◆ **Written task**
Among the entries, which lines carry the string "Hearon"? Copy each of them.

[Data listing]
------------------------------------------------------------

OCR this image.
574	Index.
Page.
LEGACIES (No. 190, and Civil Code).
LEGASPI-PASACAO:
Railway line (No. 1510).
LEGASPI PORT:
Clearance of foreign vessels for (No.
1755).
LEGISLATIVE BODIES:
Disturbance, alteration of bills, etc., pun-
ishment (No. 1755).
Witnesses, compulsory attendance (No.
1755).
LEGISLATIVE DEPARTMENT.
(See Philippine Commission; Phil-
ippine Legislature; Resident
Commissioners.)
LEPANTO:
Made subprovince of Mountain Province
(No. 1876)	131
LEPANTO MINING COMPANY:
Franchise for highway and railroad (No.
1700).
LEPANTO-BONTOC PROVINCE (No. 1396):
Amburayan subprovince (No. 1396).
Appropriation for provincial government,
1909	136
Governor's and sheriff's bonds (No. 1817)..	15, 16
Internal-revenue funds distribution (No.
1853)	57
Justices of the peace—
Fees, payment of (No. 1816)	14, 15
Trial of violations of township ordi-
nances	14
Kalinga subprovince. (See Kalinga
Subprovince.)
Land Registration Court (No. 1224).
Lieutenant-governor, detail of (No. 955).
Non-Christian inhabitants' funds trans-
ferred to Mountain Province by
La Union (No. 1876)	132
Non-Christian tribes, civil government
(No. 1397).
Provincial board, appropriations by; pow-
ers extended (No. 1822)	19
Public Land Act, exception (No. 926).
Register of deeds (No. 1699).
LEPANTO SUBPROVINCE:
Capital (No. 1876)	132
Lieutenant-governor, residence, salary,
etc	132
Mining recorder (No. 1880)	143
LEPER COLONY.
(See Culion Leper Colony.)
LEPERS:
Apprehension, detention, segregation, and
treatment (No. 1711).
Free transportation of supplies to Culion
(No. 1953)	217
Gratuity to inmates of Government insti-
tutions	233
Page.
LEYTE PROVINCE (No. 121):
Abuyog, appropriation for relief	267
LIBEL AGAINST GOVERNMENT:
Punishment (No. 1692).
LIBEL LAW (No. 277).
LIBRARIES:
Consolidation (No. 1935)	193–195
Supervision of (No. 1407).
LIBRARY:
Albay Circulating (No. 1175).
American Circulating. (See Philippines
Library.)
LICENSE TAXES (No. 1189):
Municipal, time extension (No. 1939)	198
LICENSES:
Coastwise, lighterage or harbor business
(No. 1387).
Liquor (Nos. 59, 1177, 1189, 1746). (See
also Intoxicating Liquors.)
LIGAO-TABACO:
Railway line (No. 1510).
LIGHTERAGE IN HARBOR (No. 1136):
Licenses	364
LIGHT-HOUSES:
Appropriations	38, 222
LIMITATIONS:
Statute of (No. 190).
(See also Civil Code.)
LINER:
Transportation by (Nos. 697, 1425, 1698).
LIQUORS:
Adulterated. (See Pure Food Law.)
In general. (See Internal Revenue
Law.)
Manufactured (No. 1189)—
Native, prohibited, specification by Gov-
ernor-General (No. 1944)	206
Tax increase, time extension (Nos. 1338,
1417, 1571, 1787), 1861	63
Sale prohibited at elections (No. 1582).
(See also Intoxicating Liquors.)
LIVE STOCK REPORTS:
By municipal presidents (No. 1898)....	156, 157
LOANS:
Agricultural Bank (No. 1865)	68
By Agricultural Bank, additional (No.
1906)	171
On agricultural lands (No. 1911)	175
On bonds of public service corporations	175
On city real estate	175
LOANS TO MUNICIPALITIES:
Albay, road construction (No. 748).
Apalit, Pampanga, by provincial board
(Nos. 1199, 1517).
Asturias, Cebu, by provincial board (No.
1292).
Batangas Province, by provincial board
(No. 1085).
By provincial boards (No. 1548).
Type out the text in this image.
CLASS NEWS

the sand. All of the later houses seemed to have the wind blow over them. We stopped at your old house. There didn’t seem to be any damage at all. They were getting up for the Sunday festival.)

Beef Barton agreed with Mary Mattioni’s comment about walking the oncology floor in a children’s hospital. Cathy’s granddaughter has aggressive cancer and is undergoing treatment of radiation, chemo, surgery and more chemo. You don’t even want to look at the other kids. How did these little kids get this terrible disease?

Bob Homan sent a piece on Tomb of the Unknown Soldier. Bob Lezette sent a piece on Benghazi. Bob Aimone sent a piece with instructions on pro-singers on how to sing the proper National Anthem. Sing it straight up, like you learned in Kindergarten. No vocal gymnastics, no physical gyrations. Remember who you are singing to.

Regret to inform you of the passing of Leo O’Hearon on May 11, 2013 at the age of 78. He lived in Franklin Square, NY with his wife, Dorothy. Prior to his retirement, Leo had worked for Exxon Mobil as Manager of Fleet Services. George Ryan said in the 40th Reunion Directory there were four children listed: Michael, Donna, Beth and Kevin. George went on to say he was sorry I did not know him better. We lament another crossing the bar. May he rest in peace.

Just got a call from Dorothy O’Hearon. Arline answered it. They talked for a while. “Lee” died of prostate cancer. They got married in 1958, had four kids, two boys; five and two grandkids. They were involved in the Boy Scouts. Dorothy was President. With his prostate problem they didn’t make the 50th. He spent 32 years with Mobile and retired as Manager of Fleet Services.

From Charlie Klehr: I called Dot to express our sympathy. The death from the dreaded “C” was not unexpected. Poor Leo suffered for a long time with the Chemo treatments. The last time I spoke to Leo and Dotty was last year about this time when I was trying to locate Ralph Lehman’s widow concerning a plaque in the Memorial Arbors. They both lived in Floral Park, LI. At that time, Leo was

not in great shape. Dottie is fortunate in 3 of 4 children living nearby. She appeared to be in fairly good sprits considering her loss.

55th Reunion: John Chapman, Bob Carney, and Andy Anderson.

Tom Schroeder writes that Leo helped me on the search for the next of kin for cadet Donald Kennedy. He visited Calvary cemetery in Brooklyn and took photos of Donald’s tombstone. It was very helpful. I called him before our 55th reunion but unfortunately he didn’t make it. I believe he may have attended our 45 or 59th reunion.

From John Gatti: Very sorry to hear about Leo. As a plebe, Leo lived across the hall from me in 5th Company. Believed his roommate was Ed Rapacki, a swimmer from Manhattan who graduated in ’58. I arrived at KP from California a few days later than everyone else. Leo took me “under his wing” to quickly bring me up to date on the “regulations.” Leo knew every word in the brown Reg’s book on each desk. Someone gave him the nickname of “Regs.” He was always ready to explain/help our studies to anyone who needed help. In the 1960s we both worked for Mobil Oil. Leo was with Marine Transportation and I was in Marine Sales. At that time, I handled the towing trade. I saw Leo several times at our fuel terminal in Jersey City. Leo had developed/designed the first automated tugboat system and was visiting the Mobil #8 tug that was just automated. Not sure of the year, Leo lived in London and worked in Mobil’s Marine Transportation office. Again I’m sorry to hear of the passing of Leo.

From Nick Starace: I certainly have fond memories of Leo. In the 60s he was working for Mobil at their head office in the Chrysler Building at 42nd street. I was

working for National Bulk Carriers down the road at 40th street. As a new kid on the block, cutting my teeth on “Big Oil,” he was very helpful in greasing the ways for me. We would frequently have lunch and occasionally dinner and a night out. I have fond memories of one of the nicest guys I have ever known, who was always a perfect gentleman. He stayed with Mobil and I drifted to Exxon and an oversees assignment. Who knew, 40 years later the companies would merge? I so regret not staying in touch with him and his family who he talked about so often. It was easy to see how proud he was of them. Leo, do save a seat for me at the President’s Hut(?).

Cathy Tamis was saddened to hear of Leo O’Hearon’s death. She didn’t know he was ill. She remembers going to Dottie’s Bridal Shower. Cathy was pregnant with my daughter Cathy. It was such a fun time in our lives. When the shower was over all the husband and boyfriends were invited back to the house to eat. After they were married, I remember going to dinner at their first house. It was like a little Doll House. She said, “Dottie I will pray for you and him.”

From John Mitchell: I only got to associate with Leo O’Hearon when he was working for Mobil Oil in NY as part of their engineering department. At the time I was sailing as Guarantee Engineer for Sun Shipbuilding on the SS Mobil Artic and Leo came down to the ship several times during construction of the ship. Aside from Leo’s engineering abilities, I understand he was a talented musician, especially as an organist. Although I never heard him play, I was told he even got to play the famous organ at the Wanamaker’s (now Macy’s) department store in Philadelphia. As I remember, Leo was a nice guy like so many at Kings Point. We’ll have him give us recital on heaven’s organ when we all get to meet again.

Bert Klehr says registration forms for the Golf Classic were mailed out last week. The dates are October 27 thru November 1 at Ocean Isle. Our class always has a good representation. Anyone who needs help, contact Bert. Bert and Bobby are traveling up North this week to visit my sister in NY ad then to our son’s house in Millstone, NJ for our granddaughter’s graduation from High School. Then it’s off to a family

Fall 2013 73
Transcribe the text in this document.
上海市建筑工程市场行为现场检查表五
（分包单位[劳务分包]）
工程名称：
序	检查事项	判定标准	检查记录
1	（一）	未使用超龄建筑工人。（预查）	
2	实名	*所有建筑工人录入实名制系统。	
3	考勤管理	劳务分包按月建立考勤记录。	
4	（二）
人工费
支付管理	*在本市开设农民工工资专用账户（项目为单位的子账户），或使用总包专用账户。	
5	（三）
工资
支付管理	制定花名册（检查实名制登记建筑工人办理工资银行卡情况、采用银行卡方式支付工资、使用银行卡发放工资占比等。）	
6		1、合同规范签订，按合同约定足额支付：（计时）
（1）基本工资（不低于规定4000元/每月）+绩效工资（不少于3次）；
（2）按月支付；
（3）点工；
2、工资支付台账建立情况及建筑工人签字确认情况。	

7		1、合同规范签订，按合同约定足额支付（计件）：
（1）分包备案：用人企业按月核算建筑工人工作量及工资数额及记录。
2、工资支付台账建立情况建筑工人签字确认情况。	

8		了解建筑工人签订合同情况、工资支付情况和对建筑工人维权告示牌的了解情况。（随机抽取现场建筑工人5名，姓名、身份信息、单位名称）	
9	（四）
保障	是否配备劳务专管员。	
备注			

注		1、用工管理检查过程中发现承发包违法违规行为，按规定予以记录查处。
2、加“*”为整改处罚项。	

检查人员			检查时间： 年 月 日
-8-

------------------------------------------------------------

◆ **Solution to the problem**
Regret to inform you of the passing of Leo O’Hearon on May 11, 2013 at the age of 78. He lived in Franklin Square, NY with his wife, Dorothy. Prior to his retirement, Leo had worked for Exxon Mobil as Manager of Fleet Services. George Ryan said in the 40th Reunion Directory there were four children listed: Michael, Donna, Beth and Kevin. George went on to say he was sorry I did not know him better. We lament another crossing the bar. May he rest in peace.
Just got a call from Dorothy O’Hearon. Arline answered it. They talked for a while. “Lee” died of prostate cancer. They got married in 1958, had four kids, two boys; five and two grandkids. They were involved in the Boy Scouts. Dorothy was President. With his prostate problem they didn’t make the 50th. He spent 32 years with Mobile and retired as Manager of Fleet Services.
Cathy Tamis was saddened to hear of Leo O’Hearon’s death. She didn’t know he was ill. She remembers going to Dottie’s Bridal Shower. Cathy was pregnant with my daughter Cathy. It was such a fun time in our lives. When the shower was over all the husband and boyfriends were invited back to the house to eat. After they were married, I remember going to dinner at their first house. It was like a little Doll House. She said, “Dottie I will pray for you and him.”
From John Mitchell: I only got to associate with Leo O’Hearon when he was working for Mobil Oil in NY as part of their engineering department. At the time I was sailing as Guarantee Engineer for Sun Shipbuilding on the SS Mobil Artic and Leo came down to the ship several times during construction of the ship. Aside from Leo’s engineering abilities, I understand he was a talented musician, especially as an organist. Although I never heard him play, I was told he even got to play the famous organ at the Wanamaker’s (now Macy’s) department store in Philadelphia. As I remember, Leo was a nice guy like so many at Kings Point. We’ll have him give us recital on heaven’s organ when we all get to meet again.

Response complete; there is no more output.